Objective:
Every line must be returned precisely as it is written.

[Dataset entries on figures]
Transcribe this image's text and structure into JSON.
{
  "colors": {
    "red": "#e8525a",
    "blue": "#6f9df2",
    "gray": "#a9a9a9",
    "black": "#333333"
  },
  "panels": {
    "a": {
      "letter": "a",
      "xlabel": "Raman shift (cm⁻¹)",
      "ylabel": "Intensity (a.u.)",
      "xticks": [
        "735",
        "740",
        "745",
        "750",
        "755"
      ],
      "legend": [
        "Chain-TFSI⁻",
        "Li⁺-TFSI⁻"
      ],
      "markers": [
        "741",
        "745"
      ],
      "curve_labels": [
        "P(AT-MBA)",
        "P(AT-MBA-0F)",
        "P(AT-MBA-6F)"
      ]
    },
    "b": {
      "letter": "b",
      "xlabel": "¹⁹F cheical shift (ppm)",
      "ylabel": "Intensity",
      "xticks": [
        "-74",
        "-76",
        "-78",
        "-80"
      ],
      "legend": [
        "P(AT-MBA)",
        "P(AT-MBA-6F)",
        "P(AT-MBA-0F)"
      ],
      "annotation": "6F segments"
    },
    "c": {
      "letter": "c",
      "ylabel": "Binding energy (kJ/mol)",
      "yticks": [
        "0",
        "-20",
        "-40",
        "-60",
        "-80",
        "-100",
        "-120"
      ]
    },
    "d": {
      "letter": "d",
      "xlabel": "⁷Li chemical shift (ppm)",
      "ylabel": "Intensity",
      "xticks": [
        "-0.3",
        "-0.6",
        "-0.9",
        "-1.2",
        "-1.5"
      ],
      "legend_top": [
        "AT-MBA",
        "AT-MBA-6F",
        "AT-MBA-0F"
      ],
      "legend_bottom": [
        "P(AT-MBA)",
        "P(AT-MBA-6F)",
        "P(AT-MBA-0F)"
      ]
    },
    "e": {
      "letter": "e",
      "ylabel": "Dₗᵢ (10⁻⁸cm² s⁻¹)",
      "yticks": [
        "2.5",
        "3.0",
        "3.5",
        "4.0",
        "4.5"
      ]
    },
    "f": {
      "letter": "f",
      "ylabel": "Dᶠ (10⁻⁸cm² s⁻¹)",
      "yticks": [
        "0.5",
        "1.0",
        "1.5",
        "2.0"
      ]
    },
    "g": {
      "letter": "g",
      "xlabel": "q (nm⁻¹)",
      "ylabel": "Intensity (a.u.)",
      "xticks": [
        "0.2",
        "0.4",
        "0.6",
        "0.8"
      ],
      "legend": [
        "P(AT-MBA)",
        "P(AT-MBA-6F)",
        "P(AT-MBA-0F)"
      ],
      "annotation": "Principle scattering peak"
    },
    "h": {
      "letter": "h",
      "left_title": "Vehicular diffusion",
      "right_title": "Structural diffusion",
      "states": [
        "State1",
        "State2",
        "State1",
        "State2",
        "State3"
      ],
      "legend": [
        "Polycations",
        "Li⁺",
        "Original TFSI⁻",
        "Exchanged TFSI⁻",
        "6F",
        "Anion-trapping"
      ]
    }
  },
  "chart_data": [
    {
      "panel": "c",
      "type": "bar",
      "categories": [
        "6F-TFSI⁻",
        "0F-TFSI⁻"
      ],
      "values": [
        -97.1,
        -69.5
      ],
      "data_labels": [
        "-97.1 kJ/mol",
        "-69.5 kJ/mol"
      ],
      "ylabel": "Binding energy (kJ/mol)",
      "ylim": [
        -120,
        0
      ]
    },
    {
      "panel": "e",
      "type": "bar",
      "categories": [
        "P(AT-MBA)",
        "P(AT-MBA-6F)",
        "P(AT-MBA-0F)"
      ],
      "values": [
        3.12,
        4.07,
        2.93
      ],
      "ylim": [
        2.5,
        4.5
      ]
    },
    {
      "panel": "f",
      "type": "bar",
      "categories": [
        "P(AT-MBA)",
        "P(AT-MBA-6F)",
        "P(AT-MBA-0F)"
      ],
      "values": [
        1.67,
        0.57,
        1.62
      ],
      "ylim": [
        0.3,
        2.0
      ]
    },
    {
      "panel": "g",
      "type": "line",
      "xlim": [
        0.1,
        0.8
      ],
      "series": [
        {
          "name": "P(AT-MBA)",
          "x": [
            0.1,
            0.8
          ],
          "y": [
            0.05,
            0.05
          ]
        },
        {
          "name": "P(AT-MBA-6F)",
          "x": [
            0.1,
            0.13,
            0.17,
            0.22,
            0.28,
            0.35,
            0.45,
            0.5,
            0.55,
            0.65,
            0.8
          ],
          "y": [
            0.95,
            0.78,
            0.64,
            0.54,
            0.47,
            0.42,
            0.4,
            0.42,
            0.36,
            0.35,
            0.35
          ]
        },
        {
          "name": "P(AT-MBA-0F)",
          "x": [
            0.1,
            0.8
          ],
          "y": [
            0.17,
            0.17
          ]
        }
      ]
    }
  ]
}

Reply:
Transcribe this image's text and structure into JSON.
{
  "colors": {
    "red": "#e8525a",
    "blue": "#6f9df2",
    "gray": "#a9a9a9",
    "black": "#333333"
  },
  "panels": {
    "a": {
      "letter": "a",
      "xlabel": "Raman shift (cm⁻¹)",
      "ylabel": "Intensity (a.u.)",
      "xticks": [
        "735",
        "740",
        "745",
        "750",
        "755"
      ],
      "legend": [
        "Chain-TFSI⁻",
        "Li⁺-TFSI⁻"
      ],
      "markers": [
        "741",
        "745"
      ],
      "curve_labels": [
        "P(AT-MBA)",
        "P(AT-MBA-0F)",
        "P(AT-MBA-6F)"
      ]
    },
    "b": {
      "letter": "b",
      "xlabel": "¹⁹F cheical shift (ppm)",
      "ylabel": "Intensity",
      "xticks": [
        "-74",
        "-76",
        "-78",
        "-80"
      ],
      "legend": [
        "P(AT-MBA)",
        "P(AT-MBA-6F)",
        "P(AT-MBA-0F)"
      ],
      "annotation": "6F segments"
    },
    "c": {
      "letter": "c",
      "ylabel": "Binding energy (kJ/mol)",
      "yticks": [
        "0",
        "-20",
        "-40",
        "-60",
        "-80",
        "-100",
        "-120"
      ]
    },
    "d": {
      "letter": "d",
      "xlabel": "⁷Li chemical shift (ppm)",
      "ylabel": "Intensity",
      "xticks": [
        "-0.3",
        "-0.6",
        "-0.9",
        "-1.2",
        "-1.5"
      ],
      "legend_top": [
        "AT-MBA",
        "AT-MBA-6F",
        "AT-MBA-0F"
      ],
      "legend_bottom": [
        "P(AT-MBA)",
        "P(AT-MBA-6F)",
        "P(AT-MBA-0F)"
      ]
    },
    "e": {
      "letter": "e",
      "ylabel": "Dₗᵢ (10⁻⁸cm² s⁻¹)",
      "yticks": [
        "2.5",
        "3.0",
        "3.5",
        "4.0",
        "4.5"
      ]
    },
    "f": {
      "letter": "f",
      "ylabel": "Dᶠ (10⁻⁸cm² s⁻¹)",
      "yticks": [
        "0.5",
        "1.0",
        "1.5",
        "2.0"
      ]
    },
    "g": {
      "letter": "g",
      "xlabel": "q (nm⁻¹)",
      "ylabel": "Intensity (a.u.)",
      "xticks": [
        "0.2",
        "0.4",
        "0.6",
        "0.8"
      ],
      "legend": [
        "P(AT-MBA)",
        "P(AT-MBA-6F)",
        "P(AT-MBA-0F)"
      ],
      "annotation": "Principle scattering peak"
    },
    "h": {
      "letter": "h",
      "left_title": "Vehicular diffusion",
      "right_title": "Structural diffusion",
      "states": [
        "State1",
        "State2",
        "State1",
        "State2",
        "State3"
      ],
      "legend": [
        "Polycations",
        "Li⁺",
        "Original TFSI⁻",
        "Exchanged TFSI⁻",
        "6F",
        "Anion-trapping"
      ]
    }
  },
  "chart_data": [
    {
      "panel": "c",
      "type": "bar",
      "categories": [
        "6F-TFSI⁻",
        "0F-TFSI⁻"
      ],
      "values": [
        -97.1,
        -69.5
      ],
      "data_labels": [
        "-97.1 kJ/mol",
        "-69.5 kJ/mol"
      ],
      "ylabel": "Binding energy (kJ/mol)",
      "ylim": [
        -120,
        0
      ]
    },
    {
      "panel": "e",
      "type": "bar",
      "categories": [
        "P(AT-MBA)",
        "P(AT-MBA-6F)",
        "P(AT-MBA-0F)"
      ],
      "values": [
        3.12,
        4.07,
        2.93
      ],
      "ylim": [
        2.5,
        4.5
      ]
    },
    {
      "panel": "f",
      "type": "bar",
      "categories": [
        "P(AT-MBA)",
        "P(AT-MBA-6F)",
        "P(AT-MBA-0F)"
      ],
      "values": [
        1.67,
        0.57,
        1.62
      ],
      "ylim": [
        0.3,
        2.0
      ]
    },
    {
      "panel": "g",
      "type": "line",
      "xlim": [
        0.1,
        0.8
      ],
      "series": [
        {
          "name": "P(AT-MBA)",
          "x": [
            0.1,
            0.8
          ],
          "y": [
            0.05,
            0.05
          ]
        },
        {
          "name": "P(AT-MBA-6F)",
          "x": [
            0.1,
            0.13,
            0.17,
            0.22,
            0.28,
            0.35,
            0.45,
            0.5,
            0.55,
            0.65,
            0.8
          ],
          "y": [
            0.95,
            0.78,
            0.64,
            0.54,
            0.47,
            0.42,
            0.4,
            0.42,
            0.36,
            0.35,
            0.35
          ]
        },
        {
          "name": "P(AT-MBA-0F)",
          "x": [
            0.1,
            0.8
          ],
          "y": [
            0.17,
            0.17
          ]
        }
      ]
    }
  ]
}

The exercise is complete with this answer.